Document extract:
————

Lenox — Gil Shaham, the happiest violinist in the world, was (before the sky fell) scheduled to play the Mendelssohn concerto at Tanglewood this summer in the Koussevitzky Music Shed. That would have been great fun. But what we got from Gil instead — streaming this week from Studio E at Tanglewood’s Linde Center for Music and Learning — was even greater fun: a program of pieces for unaccompanied violin, including a new work by Boston-based composer Scott Wheeler called “Isolation Rag.” (Yes, Wheeler wrote it while in pandemic lockdown, so it is “new music.” But no, it doesn’t sound at all like any other example of contemporary violin literature.)
The reason Shaham is known as the happiest violinist in the world is that he smiles onstage more than any other violinist in the world, even during the trickiest of passages. But “smile” really isn’t the best word. Imagine the grin on a 10-year-old prodigy’s face when he steps onstage for the first time in front of a major orchestra. That is the kind of glee Gil Shaham radiates every time he performs.
The selections from Mr. Shaham’s program were by turns exhilarating, provocative, edifying, dulcet and thrilling:
Scott WHEELER – “Isolation Rag”
Max RAIMI – “Anger Management”
J.S. BACH – Partita No. 3 in E for solo violin, BWV 1006
William BOLCOM – Suite No. 2 for solo violin:
“Dancing in Place”
“Lenny in Spats”
PROKOFIEV – Sonata in D for solo violin, Op. 115
Not all concert violinists are capable of so thoroughly entertaining you for 41 minutes and 17 seconds all by their lonesome. It takes, in addition to garden-variety virtuosity, some kind of rare mojo to do what Mr. Shaham does, and that is exactly why it is so rewarding to watch him do it. He works his instrument the way an illusionist flourishes cards: You see it with your own eyes when he plays an impossibly fast run of triple stops, but you can’t quite comprehend what you’ve just witnessed. But, above all, his tone is to die for, and the sound seems to come from an instrument much larger than the one he holds in his hands. Voodoo?
Honestly, it’s a bit of a miracle whenever Gil Shaham plays the violin.

————

[Page segmentation data]
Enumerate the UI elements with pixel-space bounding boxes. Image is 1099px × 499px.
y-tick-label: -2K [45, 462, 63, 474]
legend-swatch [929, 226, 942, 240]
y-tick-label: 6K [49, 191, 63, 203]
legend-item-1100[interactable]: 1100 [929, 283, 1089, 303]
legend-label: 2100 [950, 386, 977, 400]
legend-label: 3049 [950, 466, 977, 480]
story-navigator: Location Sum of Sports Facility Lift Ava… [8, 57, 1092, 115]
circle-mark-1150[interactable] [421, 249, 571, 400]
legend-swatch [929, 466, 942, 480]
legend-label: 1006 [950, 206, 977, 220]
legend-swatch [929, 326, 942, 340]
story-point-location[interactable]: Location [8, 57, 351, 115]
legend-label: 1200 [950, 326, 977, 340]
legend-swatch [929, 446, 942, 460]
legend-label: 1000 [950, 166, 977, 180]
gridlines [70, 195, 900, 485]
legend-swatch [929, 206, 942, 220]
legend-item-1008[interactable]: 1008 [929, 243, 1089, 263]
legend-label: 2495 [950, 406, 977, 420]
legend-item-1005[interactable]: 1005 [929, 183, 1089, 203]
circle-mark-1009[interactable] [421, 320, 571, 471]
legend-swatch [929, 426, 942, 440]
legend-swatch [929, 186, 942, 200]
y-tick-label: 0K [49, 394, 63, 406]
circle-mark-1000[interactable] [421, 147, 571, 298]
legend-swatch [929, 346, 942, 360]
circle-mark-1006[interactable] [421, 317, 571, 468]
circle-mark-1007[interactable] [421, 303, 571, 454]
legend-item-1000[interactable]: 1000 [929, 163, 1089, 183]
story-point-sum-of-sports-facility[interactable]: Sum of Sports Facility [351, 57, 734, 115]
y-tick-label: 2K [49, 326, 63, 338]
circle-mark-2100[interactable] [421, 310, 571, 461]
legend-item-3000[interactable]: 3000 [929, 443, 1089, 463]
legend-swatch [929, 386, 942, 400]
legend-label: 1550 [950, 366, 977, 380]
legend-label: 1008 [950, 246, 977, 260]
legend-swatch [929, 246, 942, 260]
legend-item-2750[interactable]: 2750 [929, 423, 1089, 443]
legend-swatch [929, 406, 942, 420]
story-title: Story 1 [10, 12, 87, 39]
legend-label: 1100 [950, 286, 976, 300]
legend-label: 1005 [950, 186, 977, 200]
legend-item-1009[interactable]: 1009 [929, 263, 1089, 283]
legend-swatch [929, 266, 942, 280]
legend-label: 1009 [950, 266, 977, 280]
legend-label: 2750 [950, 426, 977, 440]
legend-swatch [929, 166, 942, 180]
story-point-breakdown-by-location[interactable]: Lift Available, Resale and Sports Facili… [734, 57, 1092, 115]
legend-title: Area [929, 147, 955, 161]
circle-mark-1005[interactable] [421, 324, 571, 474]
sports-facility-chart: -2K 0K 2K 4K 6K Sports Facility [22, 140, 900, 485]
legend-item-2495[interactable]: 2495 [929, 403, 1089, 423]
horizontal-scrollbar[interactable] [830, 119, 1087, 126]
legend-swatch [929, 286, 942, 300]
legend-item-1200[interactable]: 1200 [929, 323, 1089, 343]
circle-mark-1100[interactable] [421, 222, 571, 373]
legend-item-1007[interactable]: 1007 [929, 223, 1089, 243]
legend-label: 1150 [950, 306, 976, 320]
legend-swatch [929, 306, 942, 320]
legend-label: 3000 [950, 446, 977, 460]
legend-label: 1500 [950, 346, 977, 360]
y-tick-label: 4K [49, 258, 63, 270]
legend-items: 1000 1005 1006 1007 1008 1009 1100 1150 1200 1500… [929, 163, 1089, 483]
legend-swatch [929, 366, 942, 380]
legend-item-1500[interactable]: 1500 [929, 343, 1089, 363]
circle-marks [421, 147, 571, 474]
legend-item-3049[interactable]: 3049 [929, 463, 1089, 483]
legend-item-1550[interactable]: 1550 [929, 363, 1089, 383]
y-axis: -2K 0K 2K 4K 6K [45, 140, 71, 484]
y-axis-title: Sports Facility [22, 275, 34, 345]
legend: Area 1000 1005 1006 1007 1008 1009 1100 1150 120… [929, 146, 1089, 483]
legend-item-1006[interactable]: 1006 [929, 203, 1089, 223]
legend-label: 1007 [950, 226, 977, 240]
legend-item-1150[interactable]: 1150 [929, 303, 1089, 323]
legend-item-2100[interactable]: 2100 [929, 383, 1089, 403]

————

Work instructions:
a. Condense the paragraph of the Gil Shaham review that begins "Not all concert violinists" into a shorter version, keeping its main facts.
b. According to the Gil Shaham review, why is Shaham known as the happiest violinist in the world?
These lines come from a different source than the Gil Shaham review.

Answers per task:
a. Few concert violinists can entertain an audience alone for 41 minutes and 17 seconds. Beyond ordinary virtuosity, Shaham has a rare mojo that makes watching him rewarding. He handles the violin like an illusionist with cards, playing impossibly fast runs of triple stops that are hard to comprehend even when seen. Above all, his tone is superb, and his sound seems to come from a much larger instrument than the one he holds.

b. He smiles onstage more than any other violinist in the world, even during the trickiest passages. The review adds that his expression is really closer to the glee of a 10-year-old prodigy stepping onstage for the first time in front of a major orchestra.